* _SOURCE DOCUMENT_
Tarja Cronberg MEP, who serves as the Chair of the European Parliament Contact Group with Iran, noted that there are various reasons for States to seek, acquire or hold onto nuclear weapons including the prestige, status or political power that they can confer. These reasons need to be considered when developing approaches to prevent proliferation or to move nuclear-armed States towards nuclear disarmament. In the case of Iran, for example, the current approach of the P5 and Germany (five nuclear weapon States and one nuclear-weapons hosting State) leading the negotiations provides a framework which could reinforce the status and political power of nuclear weapons rather than reducing it. A better approach may be to elevate the political status of being non-nuclear by giving a more leading role to non-nuclear weapons States in the negotiations. The successful Brazil-Turkey negotiations with Iran in 2010 (unfortunately scuttled by the P5) and the promising mediating role of Kazakhstan in the latest round of talks indicates the potential of such an approach.

Stored items:
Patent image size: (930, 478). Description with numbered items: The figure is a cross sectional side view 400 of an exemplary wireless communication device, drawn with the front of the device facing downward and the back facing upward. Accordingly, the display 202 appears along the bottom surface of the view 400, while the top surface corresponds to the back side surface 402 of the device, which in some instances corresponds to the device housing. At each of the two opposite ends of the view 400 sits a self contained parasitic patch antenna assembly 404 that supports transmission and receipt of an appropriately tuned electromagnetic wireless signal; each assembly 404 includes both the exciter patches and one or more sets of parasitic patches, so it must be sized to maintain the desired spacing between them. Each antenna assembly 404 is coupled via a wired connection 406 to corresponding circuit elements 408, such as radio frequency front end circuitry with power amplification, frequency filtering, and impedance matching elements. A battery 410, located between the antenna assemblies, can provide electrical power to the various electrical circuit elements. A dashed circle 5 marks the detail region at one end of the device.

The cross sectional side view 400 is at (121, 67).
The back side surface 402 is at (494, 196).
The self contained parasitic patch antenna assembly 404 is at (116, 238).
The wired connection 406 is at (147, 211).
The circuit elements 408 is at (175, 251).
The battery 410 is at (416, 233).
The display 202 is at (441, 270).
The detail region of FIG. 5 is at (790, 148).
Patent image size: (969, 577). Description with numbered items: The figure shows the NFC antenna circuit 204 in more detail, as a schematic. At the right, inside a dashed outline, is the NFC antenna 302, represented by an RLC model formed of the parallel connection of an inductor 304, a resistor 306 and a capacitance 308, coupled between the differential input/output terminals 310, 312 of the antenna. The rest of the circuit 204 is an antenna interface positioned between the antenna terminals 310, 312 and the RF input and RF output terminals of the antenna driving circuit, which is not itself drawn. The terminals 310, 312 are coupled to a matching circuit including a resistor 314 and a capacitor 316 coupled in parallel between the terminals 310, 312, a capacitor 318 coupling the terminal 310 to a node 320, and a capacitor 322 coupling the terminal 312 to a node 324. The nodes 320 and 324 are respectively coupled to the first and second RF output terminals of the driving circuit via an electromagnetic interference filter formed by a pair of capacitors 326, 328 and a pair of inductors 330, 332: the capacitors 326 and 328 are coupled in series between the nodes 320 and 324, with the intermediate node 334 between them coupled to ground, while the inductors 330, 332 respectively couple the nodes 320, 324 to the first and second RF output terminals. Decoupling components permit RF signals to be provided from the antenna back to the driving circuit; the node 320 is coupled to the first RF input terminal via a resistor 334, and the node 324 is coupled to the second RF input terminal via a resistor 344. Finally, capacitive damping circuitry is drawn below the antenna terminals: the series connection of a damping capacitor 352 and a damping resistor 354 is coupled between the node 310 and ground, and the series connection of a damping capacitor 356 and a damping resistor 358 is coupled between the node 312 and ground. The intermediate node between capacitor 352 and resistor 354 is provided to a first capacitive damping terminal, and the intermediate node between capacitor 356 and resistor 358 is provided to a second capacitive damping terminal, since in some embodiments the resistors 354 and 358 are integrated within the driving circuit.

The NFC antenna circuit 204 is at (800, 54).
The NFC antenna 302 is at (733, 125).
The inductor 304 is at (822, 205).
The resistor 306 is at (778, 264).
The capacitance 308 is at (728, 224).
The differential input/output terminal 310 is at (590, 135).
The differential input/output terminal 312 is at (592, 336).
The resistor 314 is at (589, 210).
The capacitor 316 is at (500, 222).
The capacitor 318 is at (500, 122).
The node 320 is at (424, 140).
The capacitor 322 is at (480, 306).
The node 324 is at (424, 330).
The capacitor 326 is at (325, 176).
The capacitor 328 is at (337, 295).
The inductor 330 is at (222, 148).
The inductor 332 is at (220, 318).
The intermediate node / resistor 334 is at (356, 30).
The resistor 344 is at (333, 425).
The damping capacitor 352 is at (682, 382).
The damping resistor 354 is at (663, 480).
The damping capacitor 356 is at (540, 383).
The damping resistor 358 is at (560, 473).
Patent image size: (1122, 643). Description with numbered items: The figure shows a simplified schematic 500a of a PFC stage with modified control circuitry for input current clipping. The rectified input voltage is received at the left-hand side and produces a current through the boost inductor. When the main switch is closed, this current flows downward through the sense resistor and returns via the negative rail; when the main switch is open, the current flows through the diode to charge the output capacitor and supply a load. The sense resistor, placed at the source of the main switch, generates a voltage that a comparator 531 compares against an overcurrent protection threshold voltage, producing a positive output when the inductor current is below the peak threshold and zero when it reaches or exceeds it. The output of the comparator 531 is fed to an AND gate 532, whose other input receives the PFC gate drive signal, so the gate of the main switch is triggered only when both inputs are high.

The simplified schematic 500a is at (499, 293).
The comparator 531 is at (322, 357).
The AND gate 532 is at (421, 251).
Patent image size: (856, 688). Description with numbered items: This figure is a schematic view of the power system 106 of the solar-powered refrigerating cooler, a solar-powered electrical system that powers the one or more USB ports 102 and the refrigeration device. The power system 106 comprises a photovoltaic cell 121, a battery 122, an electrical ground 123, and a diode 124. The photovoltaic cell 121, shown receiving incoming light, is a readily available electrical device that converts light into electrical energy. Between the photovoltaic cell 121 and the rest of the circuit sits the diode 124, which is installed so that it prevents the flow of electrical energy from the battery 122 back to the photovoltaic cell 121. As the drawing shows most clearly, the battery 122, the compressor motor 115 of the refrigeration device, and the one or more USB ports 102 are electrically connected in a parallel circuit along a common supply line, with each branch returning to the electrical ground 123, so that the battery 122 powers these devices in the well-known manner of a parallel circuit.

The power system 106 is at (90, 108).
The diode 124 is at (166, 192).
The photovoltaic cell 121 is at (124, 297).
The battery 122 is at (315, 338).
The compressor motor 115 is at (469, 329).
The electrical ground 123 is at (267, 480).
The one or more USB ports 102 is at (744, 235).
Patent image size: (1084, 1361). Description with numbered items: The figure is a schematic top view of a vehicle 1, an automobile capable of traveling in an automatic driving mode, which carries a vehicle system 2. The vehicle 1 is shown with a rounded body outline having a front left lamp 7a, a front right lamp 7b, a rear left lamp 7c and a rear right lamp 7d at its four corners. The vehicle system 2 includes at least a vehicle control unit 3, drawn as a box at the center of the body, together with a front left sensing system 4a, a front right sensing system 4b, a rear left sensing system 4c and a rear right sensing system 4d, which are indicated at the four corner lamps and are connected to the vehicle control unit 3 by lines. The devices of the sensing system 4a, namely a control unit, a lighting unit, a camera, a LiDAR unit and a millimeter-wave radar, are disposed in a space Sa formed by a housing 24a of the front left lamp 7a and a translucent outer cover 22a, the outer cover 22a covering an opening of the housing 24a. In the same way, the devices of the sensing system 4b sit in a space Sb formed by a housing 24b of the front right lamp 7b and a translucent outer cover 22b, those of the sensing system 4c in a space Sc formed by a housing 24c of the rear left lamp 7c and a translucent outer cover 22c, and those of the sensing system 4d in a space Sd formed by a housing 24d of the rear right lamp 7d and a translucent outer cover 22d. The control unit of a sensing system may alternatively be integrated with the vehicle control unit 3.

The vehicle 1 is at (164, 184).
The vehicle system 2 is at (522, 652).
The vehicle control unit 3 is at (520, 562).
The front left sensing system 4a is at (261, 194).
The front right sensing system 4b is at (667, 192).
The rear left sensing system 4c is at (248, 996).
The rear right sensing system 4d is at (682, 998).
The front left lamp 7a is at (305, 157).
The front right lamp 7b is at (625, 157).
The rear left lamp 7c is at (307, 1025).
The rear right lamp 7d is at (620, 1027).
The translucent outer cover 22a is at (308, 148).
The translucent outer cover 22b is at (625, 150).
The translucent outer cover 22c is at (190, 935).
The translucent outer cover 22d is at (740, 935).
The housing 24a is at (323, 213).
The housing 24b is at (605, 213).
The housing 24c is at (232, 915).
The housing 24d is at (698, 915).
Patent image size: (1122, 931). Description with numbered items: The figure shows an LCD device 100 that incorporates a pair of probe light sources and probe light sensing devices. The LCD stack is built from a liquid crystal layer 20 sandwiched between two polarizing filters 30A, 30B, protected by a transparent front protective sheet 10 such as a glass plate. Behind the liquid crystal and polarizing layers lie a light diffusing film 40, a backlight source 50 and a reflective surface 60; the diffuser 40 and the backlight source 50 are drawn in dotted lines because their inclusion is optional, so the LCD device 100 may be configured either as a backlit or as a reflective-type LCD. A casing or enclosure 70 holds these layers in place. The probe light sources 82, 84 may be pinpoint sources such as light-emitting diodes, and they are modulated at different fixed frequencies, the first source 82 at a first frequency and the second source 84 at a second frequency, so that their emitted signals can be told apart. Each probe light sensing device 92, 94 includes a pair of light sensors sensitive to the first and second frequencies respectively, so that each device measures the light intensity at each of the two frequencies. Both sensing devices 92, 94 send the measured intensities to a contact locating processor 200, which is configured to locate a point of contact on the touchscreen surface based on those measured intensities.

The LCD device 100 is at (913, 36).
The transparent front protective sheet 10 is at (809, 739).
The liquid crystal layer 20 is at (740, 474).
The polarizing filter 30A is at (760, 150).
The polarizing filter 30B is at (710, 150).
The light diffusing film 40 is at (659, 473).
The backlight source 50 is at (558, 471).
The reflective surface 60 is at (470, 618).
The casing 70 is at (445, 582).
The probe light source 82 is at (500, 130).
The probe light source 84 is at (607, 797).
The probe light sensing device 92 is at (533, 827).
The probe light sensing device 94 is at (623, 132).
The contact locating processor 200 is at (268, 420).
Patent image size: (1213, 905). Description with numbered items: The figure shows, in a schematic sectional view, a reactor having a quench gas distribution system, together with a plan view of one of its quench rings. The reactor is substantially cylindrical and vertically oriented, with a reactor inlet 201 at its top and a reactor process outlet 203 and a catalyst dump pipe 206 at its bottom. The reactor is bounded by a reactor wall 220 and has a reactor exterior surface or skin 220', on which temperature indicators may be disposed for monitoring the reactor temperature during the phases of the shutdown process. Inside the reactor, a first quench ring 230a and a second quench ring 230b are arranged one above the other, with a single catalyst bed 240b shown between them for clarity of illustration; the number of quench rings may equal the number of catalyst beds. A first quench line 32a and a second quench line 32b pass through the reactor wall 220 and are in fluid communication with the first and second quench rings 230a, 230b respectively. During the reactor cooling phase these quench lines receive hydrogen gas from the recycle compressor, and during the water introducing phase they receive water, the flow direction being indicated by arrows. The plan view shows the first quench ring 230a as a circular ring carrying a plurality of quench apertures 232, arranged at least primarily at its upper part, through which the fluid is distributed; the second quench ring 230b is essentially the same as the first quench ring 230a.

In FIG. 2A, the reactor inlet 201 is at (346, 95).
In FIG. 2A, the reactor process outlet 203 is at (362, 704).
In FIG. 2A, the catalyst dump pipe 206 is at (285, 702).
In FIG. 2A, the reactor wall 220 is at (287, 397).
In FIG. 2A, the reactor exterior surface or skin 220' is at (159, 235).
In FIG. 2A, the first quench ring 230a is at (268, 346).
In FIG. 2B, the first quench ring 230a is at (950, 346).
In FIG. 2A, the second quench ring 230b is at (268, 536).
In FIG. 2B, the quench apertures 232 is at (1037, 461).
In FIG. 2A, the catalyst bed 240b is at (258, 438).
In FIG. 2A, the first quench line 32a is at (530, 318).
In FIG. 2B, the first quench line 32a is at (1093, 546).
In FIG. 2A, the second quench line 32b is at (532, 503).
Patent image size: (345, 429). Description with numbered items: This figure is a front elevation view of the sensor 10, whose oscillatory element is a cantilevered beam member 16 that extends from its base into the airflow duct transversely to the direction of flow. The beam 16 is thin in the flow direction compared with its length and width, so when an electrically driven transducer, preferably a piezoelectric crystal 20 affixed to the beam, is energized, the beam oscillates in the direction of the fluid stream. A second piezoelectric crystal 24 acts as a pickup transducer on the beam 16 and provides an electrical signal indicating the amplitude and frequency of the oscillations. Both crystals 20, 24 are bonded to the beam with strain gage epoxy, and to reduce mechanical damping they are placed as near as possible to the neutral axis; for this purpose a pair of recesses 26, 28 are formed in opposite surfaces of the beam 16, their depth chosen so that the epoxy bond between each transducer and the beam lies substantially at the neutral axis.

* _THE TASKS_
1. Decide whether each statement agrees with the passage on nuclear weapons and Iran, answering yes or no and quoting the deciding words: (a) Tarja Cronberg chairs the European Parliament Contact Group with Iran. (b) The Brazil-Turkey negotiations with Iran took place in 2012. (c) Kazakhstan has played a mediating role in talks with Iran.
2. Extend the passage on nuclear weapons and Iran, picking up right after its last sentence.

* _ANSWERS PROVIDED_
1.
(a) Yes: "who serves as the Chair of the European Parliament Contact Group with Iran"
(b) No: "The successful Brazil-Turkey negotiations with Iran in 2010"
(c) Yes: "the promising mediating role of Kazakhstan in the latest round of talks"

2.
Jonathan Granoff, by video message from the United States, called on the governments to elevate the issue up the political ladder – especially at the UN High Level Meeting in September – perhaps by stating strongly at the meeting that ‘There is no national boundary to the fall out of a nuclear blast. My citizens and all citizens have a right to a nuclear weapons free world.'
Mr Granoff also called on governments, academics and civil society to advance the ‘realism’ of the 21st Century. ‘Realism requires commitment to address the entire set of existential threats to the survival of civilization such as protecting the climate, the health of the oceans and rainforests as living systems, and a security system that does not generate the uses of science and technology to develop and deploy instruments of indiscriminate horrific destruction. Such realism means cooperation in achieving public common goods of the highest value, made more difficult to be obtained in a nuclear apartheid world.’
Alyn Ware, PNND Global Coordinator, presented a statement from Jaroslaw Walesa (Deputy-Chair of PNND European Parliament Section) who had hoped to attend the forum. Mr Walesa recently worked with Tarja Cronberg, Global Zero and PNND to secure the signatures of over 380 members of the European Parliament for a Written Declaration supporting the Global Zero plan for the elimination of nuclear weapons. He noted that parliamentarians have a unique opportunity to engage with parliamentary colleagues from both non-nuclear and nuclear weapon States and then use this to input into practical policy steps to achieve a nuclear weapons free world.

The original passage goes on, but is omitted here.